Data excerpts
/---
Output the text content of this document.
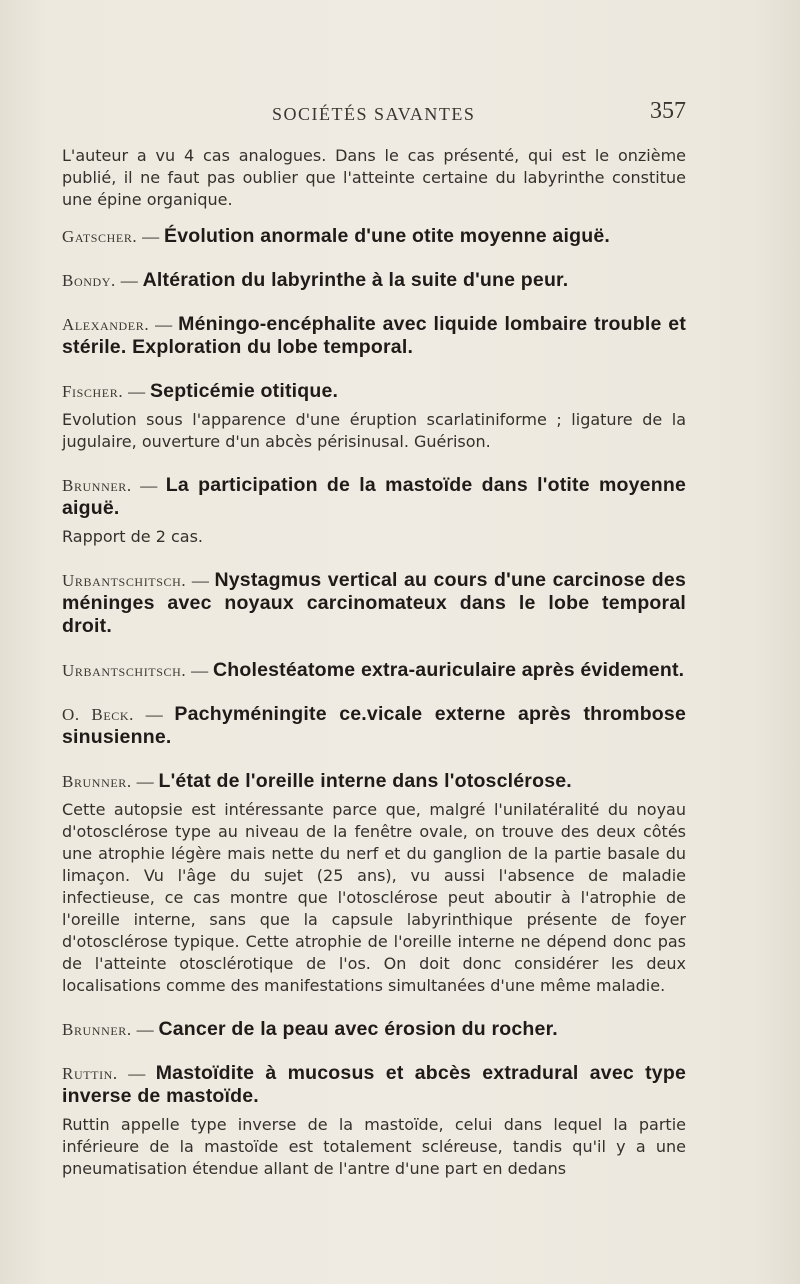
SOCIÉTÉS SAVANTES	357

L'auteur a vu 4 cas analogues. Dans le cas présenté, qui est le onzième publié, il ne faut pas oublier que l'atteinte certaine du labyrinthe constitue une épine organique.

Gatscher. — Évolution anormale d'une otite moyenne aiguë.

Bondy. — Altération du labyrinthe à la suite d'une peur.

Alexander. — Méningo-encéphalite avec liquide lombaire trouble et stérile. Exploration du lobe temporal.

Fischer. — Septicémie otitique.

Evolution sous l'apparence d'une éruption scarlatiniforme ; ligature de la jugulaire, ouverture d'un abcès périsinusal. Guérison.

Brunner. — La participation de la mastoïde dans l'otite moyenne aiguë.

Rapport de 2 cas.

Urbantschitsch. — Nystagmus vertical au cours d'une carcinose des méninges avec noyaux carcinomateux dans le lobe temporal droit.

Urbantschitsch. — Cholestéatome extra-auriculaire après évidement.

O. Beck. — Pachyméningite ce.vicale externe après thrombose sinusienne.

Brunner. — L'état de l'oreille interne dans l'otosclérose.

Cette autopsie est intéressante parce que, malgré l'unilatéralité du noyau d'otosclérose type au niveau de la fenêtre ovale, on trouve des deux côtés une atrophie légère mais nette du nerf et du ganglion de la partie basale du limaçon. Vu l'âge du sujet (25 ans), vu aussi l'absence de maladie infectieuse, ce cas montre que l'otosclérose peut aboutir à l'atrophie de l'oreille interne, sans que la capsule labyrinthique présente de foyer d'otosclérose typique. Cette atrophie de l'oreille interne ne dépend donc pas de l'atteinte otosclérotique de l'os. On doit donc considérer les deux localisations comme des manifestations simultanées d'une même maladie.

Brunner. — Cancer de la peau avec érosion du rocher.

Ruttin. — Mastoïdite à mucosus et abcès extradural avec type inverse de mastoïde.

Ruttin appelle type inverse de la mastoïde, celui dans lequel la partie inférieure de la mastoïde est totalement scléreuse, tandis qu'il y a une pneumatisation étendue allant de l'antre d'une part en dedans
\---
◆ **WHAT IS BEING ASKED**: Without the pictures, restate each entry exactly.

◆ **WRITTEN SOLUTION**:
Output the text content of this document.
SOCIÉTÉS SAVANTES	357

L'auteur a vu 4 cas analogues. Dans le cas présenté, qui est le onzième publié, il ne faut pas oublier que l'atteinte certaine du labyrinthe constitue une épine organique.

Gatscher. — Évolution anormale d'une otite moyenne aiguë.

Bondy. — Altération du labyrinthe à la suite d'une peur.

Alexander. — Méningo-encéphalite avec liquide lombaire trouble et stérile. Exploration du lobe temporal.

Fischer. — Septicémie otitique.

Evolution sous l'apparence d'une éruption scarlatiniforme ; ligature de la jugulaire, ouverture d'un abcès périsinusal. Guérison.

Brunner. — La participation de la mastoïde dans l'otite moyenne aiguë.

Rapport de 2 cas.

Urbantschitsch. — Nystagmus vertical au cours d'une carcinose des méninges avec noyaux carcinomateux dans le lobe temporal droit.

Urbantschitsch. — Cholestéatome extra-auriculaire après évidement.

O. Beck. — Pachyméningite ce.vicale externe après thrombose sinusienne.

Brunner. — L'état de l'oreille interne dans l'otosclérose.

Cette autopsie est intéressante parce que, malgré l'unilatéralité du noyau d'otosclérose type au niveau de la fenêtre ovale, on trouve des deux côtés une atrophie légère mais nette du nerf et du ganglion de la partie basale du limaçon. Vu l'âge du sujet (25 ans), vu aussi l'absence de maladie infectieuse, ce cas montre que l'otosclérose peut aboutir à l'atrophie de l'oreille interne, sans que la capsule labyrinthique présente de foyer d'otosclérose typique. Cette atrophie de l'oreille interne ne dépend donc pas de l'atteinte otosclérotique de l'os. On doit donc considérer les deux localisations comme des manifestations simultanées d'une même maladie.

Brunner. — Cancer de la peau avec érosion du rocher.

Ruttin. — Mastoïdite à mucosus et abcès extradural avec type inverse de mastoïde.

Ruttin appelle type inverse de la mastoïde, celui dans lequel la partie inférieure de la mastoïde est totalement scléreuse, tandis qu'il y a une pneumatisation étendue allant de l'antre d'une part en dedans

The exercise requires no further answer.